Your objective =
Find each line containing the string "make". Copy it.

Record list =
##########

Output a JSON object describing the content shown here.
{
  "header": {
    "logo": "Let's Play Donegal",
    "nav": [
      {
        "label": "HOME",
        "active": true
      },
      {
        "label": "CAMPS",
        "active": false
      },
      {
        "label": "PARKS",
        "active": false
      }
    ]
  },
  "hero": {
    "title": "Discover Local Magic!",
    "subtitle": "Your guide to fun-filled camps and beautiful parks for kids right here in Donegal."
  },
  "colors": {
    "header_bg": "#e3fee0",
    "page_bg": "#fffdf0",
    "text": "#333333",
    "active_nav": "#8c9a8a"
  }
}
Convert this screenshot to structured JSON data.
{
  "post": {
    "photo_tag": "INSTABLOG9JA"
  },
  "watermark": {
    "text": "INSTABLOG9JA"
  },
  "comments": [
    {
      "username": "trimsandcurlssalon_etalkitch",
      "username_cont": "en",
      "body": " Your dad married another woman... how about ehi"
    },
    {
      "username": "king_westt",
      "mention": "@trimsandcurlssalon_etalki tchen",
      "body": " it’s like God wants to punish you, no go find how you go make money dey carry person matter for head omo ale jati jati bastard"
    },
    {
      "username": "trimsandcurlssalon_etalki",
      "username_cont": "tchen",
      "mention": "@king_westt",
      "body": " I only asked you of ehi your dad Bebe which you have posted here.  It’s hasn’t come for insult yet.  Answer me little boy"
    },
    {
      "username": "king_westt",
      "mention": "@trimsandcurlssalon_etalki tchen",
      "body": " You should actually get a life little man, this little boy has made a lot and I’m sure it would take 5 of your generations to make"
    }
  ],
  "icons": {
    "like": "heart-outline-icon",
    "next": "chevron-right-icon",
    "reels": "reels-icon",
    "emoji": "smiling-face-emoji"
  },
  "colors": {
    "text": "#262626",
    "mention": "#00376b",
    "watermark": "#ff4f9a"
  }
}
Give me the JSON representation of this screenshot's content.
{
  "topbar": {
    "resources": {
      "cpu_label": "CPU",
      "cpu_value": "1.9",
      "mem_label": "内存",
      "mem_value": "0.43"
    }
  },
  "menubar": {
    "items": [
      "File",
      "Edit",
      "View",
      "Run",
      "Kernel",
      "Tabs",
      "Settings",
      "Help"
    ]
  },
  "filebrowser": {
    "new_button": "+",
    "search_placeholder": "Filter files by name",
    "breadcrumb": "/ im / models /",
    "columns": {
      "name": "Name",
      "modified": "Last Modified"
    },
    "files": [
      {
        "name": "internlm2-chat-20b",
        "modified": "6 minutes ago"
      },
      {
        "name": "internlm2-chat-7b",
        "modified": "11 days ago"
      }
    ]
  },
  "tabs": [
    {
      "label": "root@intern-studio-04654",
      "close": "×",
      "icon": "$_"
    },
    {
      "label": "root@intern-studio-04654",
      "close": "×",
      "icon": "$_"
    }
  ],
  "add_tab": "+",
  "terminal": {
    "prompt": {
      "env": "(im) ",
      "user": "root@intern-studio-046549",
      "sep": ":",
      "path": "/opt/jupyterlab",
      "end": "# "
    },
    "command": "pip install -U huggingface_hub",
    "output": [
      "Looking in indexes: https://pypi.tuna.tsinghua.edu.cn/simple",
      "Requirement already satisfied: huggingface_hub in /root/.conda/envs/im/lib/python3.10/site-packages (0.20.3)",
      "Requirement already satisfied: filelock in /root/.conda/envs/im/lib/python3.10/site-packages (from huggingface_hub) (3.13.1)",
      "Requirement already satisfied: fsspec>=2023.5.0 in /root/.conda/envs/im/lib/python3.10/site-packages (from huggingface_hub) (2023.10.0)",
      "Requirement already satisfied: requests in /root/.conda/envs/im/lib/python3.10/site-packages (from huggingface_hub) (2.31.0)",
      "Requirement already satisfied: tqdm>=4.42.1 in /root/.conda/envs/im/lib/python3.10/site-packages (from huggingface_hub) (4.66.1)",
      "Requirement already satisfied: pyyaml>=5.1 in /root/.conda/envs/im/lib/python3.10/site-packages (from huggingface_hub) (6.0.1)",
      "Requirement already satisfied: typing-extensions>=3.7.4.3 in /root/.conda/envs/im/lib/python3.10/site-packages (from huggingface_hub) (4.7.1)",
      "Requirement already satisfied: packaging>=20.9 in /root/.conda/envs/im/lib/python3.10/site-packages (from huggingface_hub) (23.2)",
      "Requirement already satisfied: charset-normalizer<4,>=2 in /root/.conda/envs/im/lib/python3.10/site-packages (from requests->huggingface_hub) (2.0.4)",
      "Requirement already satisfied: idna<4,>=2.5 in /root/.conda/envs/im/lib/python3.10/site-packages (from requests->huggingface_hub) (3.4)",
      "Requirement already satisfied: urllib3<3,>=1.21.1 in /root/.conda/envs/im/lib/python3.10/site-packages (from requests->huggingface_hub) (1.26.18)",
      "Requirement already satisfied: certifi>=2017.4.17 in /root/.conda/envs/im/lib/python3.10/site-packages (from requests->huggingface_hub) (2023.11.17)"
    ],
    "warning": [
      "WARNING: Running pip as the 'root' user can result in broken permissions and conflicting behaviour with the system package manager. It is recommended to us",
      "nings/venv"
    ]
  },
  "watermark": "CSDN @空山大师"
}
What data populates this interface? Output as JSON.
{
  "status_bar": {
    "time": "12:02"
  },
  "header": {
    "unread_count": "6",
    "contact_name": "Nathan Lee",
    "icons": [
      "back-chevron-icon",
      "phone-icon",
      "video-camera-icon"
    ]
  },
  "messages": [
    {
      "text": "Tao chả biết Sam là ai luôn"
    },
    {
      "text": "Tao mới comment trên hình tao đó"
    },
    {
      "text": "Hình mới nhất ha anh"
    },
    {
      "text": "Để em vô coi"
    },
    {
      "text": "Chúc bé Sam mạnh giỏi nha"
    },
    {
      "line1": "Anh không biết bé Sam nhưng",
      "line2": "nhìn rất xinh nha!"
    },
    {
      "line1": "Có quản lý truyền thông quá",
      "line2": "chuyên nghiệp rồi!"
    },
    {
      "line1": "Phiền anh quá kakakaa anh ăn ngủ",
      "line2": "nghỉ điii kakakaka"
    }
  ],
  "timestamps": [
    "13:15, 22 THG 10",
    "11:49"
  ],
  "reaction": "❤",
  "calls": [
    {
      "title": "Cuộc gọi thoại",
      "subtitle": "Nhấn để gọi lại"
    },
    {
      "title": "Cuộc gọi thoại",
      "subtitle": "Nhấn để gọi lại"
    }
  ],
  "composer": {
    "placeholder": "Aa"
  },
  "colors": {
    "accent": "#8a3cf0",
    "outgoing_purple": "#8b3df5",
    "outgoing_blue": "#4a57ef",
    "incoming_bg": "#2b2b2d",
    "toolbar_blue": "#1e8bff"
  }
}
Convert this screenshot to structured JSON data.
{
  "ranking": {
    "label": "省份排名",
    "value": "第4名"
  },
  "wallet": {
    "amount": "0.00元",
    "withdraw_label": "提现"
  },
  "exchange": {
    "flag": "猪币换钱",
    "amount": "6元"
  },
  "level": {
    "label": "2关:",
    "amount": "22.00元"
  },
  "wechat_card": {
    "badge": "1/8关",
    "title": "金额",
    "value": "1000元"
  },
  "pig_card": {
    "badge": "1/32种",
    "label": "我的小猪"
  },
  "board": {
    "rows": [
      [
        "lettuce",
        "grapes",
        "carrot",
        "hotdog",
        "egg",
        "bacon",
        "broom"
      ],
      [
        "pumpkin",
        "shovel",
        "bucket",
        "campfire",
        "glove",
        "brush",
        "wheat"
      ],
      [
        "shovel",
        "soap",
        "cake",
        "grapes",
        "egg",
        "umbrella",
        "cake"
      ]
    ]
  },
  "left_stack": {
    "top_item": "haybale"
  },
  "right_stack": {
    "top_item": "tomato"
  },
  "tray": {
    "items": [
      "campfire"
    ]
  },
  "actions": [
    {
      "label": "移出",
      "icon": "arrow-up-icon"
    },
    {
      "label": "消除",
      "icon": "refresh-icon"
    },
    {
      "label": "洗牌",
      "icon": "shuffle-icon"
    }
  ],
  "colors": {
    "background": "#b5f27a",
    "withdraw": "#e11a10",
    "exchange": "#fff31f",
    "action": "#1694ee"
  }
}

##########

Complete answer =
      "body": " it’s like God wants to punish you, no go find how you go make money dey carry person matter for head omo ale jati jati bastard"
      "body": " You should actually get a life little man, this little boy has made a lot and I’m sure it would take 5 of your generations to make"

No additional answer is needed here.